Listed entries:
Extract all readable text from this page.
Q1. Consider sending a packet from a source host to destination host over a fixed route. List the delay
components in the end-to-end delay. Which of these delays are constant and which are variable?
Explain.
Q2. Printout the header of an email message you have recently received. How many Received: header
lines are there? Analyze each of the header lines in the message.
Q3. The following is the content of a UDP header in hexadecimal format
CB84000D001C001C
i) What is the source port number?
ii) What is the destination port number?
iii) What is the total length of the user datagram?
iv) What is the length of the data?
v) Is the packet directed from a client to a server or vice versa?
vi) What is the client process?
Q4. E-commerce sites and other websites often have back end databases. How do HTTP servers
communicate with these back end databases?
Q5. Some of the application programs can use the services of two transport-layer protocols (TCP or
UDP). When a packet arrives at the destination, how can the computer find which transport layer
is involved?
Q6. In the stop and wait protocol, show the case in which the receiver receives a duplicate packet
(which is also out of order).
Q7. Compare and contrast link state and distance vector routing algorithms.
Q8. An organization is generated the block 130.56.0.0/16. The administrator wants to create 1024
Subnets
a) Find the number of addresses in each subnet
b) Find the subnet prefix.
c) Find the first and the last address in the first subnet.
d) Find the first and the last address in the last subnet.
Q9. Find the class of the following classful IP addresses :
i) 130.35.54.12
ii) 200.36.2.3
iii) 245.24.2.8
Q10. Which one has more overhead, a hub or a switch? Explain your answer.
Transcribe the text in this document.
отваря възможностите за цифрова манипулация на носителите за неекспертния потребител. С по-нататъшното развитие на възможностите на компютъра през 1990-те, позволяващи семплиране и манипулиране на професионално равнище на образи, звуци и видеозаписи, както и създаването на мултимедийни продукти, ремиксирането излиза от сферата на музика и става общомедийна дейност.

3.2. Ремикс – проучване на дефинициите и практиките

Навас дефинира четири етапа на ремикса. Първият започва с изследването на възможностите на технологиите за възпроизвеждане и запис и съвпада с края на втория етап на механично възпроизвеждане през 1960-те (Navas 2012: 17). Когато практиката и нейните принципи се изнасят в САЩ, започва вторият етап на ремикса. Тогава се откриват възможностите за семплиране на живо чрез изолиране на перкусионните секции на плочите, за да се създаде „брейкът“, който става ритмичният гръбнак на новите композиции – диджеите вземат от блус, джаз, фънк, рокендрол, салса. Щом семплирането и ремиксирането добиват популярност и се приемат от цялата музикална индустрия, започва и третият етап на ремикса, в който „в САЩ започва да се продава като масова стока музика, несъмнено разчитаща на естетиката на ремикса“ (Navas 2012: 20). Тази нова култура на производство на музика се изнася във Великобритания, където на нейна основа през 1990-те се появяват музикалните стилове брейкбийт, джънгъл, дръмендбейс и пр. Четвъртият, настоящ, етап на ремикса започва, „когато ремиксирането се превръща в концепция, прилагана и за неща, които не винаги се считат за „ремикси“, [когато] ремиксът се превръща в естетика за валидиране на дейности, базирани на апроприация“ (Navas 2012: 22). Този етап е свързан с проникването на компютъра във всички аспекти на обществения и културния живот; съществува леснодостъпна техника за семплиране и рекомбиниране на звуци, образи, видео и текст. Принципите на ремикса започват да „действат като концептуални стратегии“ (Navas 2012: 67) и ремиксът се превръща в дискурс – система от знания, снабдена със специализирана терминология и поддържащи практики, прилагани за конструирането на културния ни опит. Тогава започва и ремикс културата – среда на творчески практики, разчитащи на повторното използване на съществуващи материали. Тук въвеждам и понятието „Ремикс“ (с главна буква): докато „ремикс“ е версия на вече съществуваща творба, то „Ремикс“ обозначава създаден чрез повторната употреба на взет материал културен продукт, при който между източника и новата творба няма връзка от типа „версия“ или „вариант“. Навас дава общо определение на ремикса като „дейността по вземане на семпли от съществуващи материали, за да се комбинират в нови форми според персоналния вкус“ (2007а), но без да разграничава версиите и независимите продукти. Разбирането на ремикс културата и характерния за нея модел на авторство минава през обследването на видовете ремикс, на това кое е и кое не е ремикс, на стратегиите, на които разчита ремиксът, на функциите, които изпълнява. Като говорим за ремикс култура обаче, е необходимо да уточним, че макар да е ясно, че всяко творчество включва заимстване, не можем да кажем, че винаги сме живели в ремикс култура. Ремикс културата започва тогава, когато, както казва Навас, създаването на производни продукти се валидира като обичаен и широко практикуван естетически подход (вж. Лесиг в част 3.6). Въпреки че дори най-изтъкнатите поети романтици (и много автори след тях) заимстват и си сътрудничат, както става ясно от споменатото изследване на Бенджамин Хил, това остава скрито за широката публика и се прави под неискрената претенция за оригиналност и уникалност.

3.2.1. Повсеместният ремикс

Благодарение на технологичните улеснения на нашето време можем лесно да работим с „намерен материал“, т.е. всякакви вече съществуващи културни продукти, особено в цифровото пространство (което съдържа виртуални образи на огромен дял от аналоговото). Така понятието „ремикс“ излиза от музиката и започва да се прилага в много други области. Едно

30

Task:
Copy the records above exactly.

Final answer:
Extract all readable text from this page.
Q1. Consider sending a packet from a source host to destination host over a fixed route. List the delay
components in the end-to-end delay. Which of these delays are constant and which are variable?
Explain.
Q2. Printout the header of an email message you have recently received. How many Received: header
lines are there? Analyze each of the header lines in the message.
Q3. The following is the content of a UDP header in hexadecimal format
CB84000D001C001C
i) What is the source port number?
ii) What is the destination port number?
iii) What is the total length of the user datagram?
iv) What is the length of the data?
v) Is the packet directed from a client to a server or vice versa?
vi) What is the client process?
Q4. E-commerce sites and other websites often have back end databases. How do HTTP servers
communicate with these back end databases?
Q5. Some of the application programs can use the services of two transport-layer protocols (TCP or
UDP). When a packet arrives at the destination, how can the computer find which transport layer
is involved?
Q6. In the stop and wait protocol, show the case in which the receiver receives a duplicate packet
(which is also out of order).
Q7. Compare and contrast link state and distance vector routing algorithms.
Q8. An organization is generated the block 130.56.0.0/16. The administrator wants to create 1024
Subnets
a) Find the number of addresses in each subnet
b) Find the subnet prefix.
c) Find the first and the last address in the first subnet.
d) Find the first and the last address in the last subnet.
Q9. Find the class of the following classful IP addresses :
i) 130.35.54.12
ii) 200.36.2.3
iii) 245.24.2.8
Q10. Which one has more overhead, a hub or a switch? Explain your answer.
Transcribe the text in this document.
отваря възможностите за цифрова манипулация на носителите за неекспертния потребител. С по-нататъшното развитие на възможностите на компютъра през 1990-те, позволяващи семплиране и манипулиране на професионално равнище на образи, звуци и видеозаписи, както и създаването на мултимедийни продукти, ремиксирането излиза от сферата на музика и става общомедийна дейност.

3.2. Ремикс – проучване на дефинициите и практиките

Навас дефинира четири етапа на ремикса. Първият започва с изследването на възможностите на технологиите за възпроизвеждане и запис и съвпада с края на втория етап на механично възпроизвеждане през 1960-те (Navas 2012: 17). Когато практиката и нейните принципи се изнасят в САЩ, започва вторият етап на ремикса. Тогава се откриват възможностите за семплиране на живо чрез изолиране на перкусионните секции на плочите, за да се създаде „брейкът“, който става ритмичният гръбнак на новите композиции – диджеите вземат от блус, джаз, фънк, рокендрол, салса. Щом семплирането и ремиксирането добиват популярност и се приемат от цялата музикална индустрия, започва и третият етап на ремикса, в който „в САЩ започва да се продава като масова стока музика, несъмнено разчитаща на естетиката на ремикса“ (Navas 2012: 20). Тази нова култура на производство на музика се изнася във Великобритания, където на нейна основа през 1990-те се появяват музикалните стилове брейкбийт, джънгъл, дръмендбейс и пр. Четвъртият, настоящ, етап на ремикса започва, „когато ремиксирането се превръща в концепция, прилагана и за неща, които не винаги се считат за „ремикси“, [когато] ремиксът се превръща в естетика за валидиране на дейности, базирани на апроприация“ (Navas 2012: 22). Този етап е свързан с проникването на компютъра във всички аспекти на обществения и културния живот; съществува леснодостъпна техника за семплиране и рекомбиниране на звуци, образи, видео и текст. Принципите на ремикса започват да „действат като концептуални стратегии“ (Navas 2012: 67) и ремиксът се превръща в дискурс – система от знания, снабдена със специализирана терминология и поддържащи практики, прилагани за конструирането на културния ни опит. Тогава започва и ремикс културата – среда на творчески практики, разчитащи на повторното използване на съществуващи материали. Тук въвеждам и понятието „Ремикс“ (с главна буква): докато „ремикс“ е версия на вече съществуваща творба, то „Ремикс“ обозначава създаден чрез повторната употреба на взет материал културен продукт, при който между източника и новата творба няма връзка от типа „версия“ или „вариант“. Навас дава общо определение на ремикса като „дейността по вземане на семпли от съществуващи материали, за да се комбинират в нови форми според персоналния вкус“ (2007а), но без да разграничава версиите и независимите продукти. Разбирането на ремикс културата и характерния за нея модел на авторство минава през обследването на видовете ремикс, на това кое е и кое не е ремикс, на стратегиите, на които разчита ремиксът, на функциите, които изпълнява. Като говорим за ремикс култура обаче, е необходимо да уточним, че макар да е ясно, че всяко творчество включва заимстване, не можем да кажем, че винаги сме живели в ремикс култура. Ремикс културата започва тогава, когато, както казва Навас, създаването на производни продукти се валидира като обичаен и широко практикуван естетически подход (вж. Лесиг в част 3.6). Въпреки че дори най-изтъкнатите поети романтици (и много автори след тях) заимстват и си сътрудничат, както става ясно от споменатото изследване на Бенджамин Хил, това остава скрито за широката публика и се прави под неискрената претенция за оригиналност и уникалност.

3.2.1. Повсеместният ремикс

Благодарение на технологичните улеснения на нашето време можем лесно да работим с „намерен материал“, т.е. всякакви вече съществуващи културни продукти, особено в цифровото пространство (което съдържа виртуални образи на огромен дял от аналоговото). Така понятието „ремикс“ излиза от музиката и започва да се прилага в много други области. Едно

30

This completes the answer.